▸ RECORDS SUPPLIED:
---
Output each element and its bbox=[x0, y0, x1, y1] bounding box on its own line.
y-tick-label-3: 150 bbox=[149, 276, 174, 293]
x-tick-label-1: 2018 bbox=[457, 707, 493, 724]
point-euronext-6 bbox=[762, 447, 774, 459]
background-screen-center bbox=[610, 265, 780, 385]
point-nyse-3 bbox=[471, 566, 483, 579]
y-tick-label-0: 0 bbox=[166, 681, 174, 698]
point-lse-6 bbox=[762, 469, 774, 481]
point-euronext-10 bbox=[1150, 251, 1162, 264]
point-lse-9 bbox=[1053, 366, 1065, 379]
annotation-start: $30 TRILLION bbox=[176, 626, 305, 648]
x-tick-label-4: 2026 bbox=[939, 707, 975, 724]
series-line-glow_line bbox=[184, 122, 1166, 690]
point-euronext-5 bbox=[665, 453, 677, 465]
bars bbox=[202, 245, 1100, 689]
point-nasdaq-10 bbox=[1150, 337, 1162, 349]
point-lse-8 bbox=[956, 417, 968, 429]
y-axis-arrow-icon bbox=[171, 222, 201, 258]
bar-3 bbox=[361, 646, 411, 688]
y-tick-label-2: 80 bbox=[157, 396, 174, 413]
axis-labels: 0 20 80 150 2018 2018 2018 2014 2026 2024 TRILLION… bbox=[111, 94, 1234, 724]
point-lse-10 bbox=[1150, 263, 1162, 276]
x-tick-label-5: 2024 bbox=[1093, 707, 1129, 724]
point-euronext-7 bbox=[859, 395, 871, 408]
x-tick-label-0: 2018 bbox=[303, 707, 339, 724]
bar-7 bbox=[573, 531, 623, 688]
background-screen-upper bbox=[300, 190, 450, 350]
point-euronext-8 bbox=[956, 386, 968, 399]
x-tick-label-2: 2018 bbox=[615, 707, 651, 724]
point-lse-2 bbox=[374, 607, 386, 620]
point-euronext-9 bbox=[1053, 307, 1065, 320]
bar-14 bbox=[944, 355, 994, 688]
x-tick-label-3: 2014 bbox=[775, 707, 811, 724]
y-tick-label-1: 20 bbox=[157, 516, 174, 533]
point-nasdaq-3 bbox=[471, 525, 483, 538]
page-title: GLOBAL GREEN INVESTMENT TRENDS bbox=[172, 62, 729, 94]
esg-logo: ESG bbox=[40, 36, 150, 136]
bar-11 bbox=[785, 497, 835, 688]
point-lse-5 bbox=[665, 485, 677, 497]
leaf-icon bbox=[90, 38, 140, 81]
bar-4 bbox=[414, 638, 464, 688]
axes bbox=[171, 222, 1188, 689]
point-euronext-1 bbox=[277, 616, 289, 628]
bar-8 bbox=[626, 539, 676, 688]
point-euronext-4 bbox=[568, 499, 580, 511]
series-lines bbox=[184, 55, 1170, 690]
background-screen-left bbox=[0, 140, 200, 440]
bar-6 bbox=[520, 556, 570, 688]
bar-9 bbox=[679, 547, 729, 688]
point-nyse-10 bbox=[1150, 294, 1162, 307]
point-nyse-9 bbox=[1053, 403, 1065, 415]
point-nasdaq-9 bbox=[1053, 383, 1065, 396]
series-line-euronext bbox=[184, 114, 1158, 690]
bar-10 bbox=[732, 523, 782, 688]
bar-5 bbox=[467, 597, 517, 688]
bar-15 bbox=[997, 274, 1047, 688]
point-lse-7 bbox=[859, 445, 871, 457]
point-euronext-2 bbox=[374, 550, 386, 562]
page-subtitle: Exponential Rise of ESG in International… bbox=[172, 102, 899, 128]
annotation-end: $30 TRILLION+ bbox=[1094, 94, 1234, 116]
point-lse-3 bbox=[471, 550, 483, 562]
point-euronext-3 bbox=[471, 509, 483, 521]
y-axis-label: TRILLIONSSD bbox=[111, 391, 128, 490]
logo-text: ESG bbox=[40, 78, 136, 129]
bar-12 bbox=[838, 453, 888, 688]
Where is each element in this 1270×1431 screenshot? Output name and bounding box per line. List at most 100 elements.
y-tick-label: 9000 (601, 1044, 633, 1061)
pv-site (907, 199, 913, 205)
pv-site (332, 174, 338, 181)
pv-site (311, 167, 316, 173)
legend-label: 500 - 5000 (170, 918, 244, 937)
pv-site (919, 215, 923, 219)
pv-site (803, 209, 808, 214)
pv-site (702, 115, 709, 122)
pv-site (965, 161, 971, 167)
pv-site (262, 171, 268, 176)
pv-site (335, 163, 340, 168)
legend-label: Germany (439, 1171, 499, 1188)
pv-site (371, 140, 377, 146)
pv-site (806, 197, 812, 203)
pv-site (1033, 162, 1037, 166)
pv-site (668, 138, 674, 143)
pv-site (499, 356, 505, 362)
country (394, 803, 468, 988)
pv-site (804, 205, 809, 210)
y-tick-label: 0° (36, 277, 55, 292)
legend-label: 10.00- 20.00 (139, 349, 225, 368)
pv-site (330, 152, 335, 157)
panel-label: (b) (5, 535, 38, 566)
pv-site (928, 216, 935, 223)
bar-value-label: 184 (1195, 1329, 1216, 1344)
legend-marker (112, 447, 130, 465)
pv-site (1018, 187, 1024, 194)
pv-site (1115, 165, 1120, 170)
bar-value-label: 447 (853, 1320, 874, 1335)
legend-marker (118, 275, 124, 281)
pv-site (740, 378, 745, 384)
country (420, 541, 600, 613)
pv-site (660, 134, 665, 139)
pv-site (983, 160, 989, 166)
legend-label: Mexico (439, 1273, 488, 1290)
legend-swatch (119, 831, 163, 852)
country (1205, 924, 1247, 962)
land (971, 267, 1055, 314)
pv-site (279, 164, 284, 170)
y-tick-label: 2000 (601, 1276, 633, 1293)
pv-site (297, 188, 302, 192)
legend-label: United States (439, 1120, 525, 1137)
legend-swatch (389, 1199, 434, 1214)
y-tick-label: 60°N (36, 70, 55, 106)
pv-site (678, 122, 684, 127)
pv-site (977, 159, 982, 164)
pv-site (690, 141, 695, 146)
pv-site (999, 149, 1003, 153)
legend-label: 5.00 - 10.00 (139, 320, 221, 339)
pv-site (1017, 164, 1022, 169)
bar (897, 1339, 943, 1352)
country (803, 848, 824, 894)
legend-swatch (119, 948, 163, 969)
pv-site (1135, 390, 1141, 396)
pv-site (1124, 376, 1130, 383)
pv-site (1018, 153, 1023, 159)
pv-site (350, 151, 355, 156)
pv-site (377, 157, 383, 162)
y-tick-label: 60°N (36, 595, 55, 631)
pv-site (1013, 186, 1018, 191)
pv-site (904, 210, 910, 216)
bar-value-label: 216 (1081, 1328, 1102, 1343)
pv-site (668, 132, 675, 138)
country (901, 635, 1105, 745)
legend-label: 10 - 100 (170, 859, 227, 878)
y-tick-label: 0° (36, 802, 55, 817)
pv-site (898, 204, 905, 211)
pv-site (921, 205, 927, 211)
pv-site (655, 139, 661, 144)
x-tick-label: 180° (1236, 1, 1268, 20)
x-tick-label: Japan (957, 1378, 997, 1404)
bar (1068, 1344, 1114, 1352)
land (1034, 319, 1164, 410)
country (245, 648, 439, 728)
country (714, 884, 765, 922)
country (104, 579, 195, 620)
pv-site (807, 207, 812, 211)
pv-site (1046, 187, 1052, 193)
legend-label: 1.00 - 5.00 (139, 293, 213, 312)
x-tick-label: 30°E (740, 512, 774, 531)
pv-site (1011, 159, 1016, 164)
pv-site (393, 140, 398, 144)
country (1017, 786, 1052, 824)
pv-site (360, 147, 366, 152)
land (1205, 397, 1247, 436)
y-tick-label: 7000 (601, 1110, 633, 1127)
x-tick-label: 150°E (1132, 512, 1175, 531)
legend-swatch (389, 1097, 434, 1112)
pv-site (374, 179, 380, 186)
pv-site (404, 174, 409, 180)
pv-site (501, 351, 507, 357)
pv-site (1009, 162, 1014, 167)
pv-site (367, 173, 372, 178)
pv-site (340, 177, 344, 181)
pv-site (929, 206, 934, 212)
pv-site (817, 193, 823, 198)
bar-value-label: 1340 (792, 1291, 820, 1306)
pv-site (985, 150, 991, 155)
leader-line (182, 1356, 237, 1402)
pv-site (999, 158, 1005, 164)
---
▸ WORK TO DO:
Reproduce the entries above verbatim, from the first line through the line containing "y-axis-arrow-icon bbox=[171, 222, 201, 258]", including both of these lines.

▸ ANSWER TO THE EXERCISE:
Output each element and its bbox=[x0, y0, x1, y1] bounding box on its own line.
y-tick-label-3: 150 bbox=[149, 276, 174, 293]
x-tick-label-1: 2018 bbox=[457, 707, 493, 724]
point-euronext-6 bbox=[762, 447, 774, 459]
background-screen-center bbox=[610, 265, 780, 385]
point-nyse-3 bbox=[471, 566, 483, 579]
y-tick-label-0: 0 bbox=[166, 681, 174, 698]
point-lse-6 bbox=[762, 469, 774, 481]
point-euronext-10 bbox=[1150, 251, 1162, 264]
point-lse-9 bbox=[1053, 366, 1065, 379]
annotation-start: $30 TRILLION bbox=[176, 626, 305, 648]
x-tick-label-4: 2026 bbox=[939, 707, 975, 724]
series-line-glow_line bbox=[184, 122, 1166, 690]
point-euronext-5 bbox=[665, 453, 677, 465]
bars bbox=[202, 245, 1100, 689]
point-nasdaq-10 bbox=[1150, 337, 1162, 349]
point-lse-8 bbox=[956, 417, 968, 429]
y-axis-arrow-icon bbox=[171, 222, 201, 258]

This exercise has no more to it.